Sempre
que conto este causo, meus amigos dão muita risada e depois ficam tirando onda
comigo, dizendo que é mentira ou coisa do gênero, mas, como eles sempre pedem
bis, resolvi escrever essa história que é mais ou menos assim...
Eu
tinha um cachorro que se chamava “deserto”...
Era
um cachorro muito especial. Ele demonstrava alegria fora do comum quando um de
nós retornava para casa. Cachorro paquero, só no nome, pois como caçador era um
desastre. Na verdade ele não tinha uma raça bem definida, parecia-se com um
bassê, ou era um bassê, sei lá! Só sei que era comprido, baixinho e de orelhas
enormes, iguais aqueles de uma certa propaganda de amortecedores. Talvez, um
pouco maior.
Como
disse antes, para caçar era um desastre, medroso, preguiçoso, porem, muito querido,
era do tipo que, quando ia bater nele, ao invés de correr, deitava de costa,
abria as pernas e a boca numa gritaria danada.
No
ano de 1968, com apenas sete anos, numa bela noite de verão, depois de muito
esforço para convencer minha mãe de que eu já tinha condições de participar de
uma caçada de tatu, resolvemos organizar uma: eu e meus irmãos, o Dé, o Chico, o Nego, o Elias
e o Tião. Cada um tinha uma função mais ou menos definida no grupo. Eu, por
exemplo, tinha a função de iluminar, com a lamparina caso encontrasse alguma
toca e fosse necessário cavar, já que não tinha condições físicas para exercer
outra atividade.
Nossa
propriedade, um pequeno sítio de dez alqueires ficava à margem esquerda do
ribeirão do Corvo, Noroeste do Paraná. Tinha um capão de mato, (reserva) de
floresta original, com caça em abundância e sem as chamadas leis de proteção à
Fauna e a Flora, onde costumávamos caçar.
O
Dé, como o mais velho e, portanto, no comando, distribuiu as tarefas:
—
Elias, você e o Chico peguem os cachorros e vão na frente que eu e os meninos
vamos ajeitar as ferramentas (facão, foice, enxadão etc.) e iremos a seguir.
—
Está bem! Disse o Elias, mas eu não vou levar o Deserto. Ele só atrapalha.
—
Leva sim, vai que precisa ajudar a cavar e o Guarani (cachorro caçador) sozinho
pode cansar.
—
Está bem! Meio a contra gosto, mas, concordou.
Partiram,
e com poucos minutos, já ouvimos latidos do Guarani que já tinha acuado um
tatu. Corremos para lá.

-=-=-

• Enunciado:
Indique se cada afirmação abaixo está de acordo com o relato sobre o cachorro Deserto. Responda sim ou não e cite literalmente as palavras do relato que decidem a resposta.
1. O narrador tinha sete anos na caçada de 1968.
2. O Elias queria levar o Deserto na caçada.
3. O sítio da família ficava à margem direita do ribeirão do Corvo.

• Trecho dos dados:
-=-=-

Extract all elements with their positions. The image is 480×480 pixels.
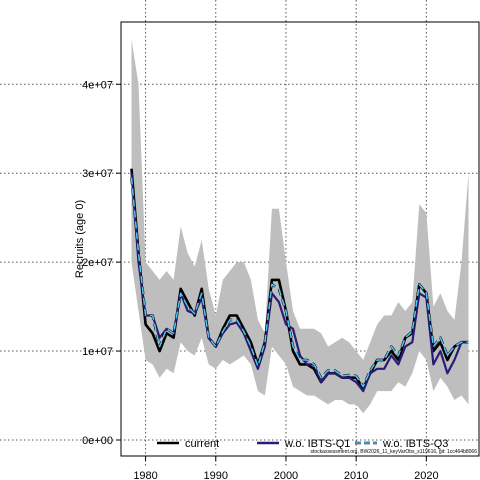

-=-=-

• Resposta esperada:
1. Sim: "No ano de 1968, com apenas sete anos"
2. Não: "mas eu não vou levar o Deserto. Ele só atrapalha."
3. Não: "ficava à margem esquerda do ribeirão do Corvo"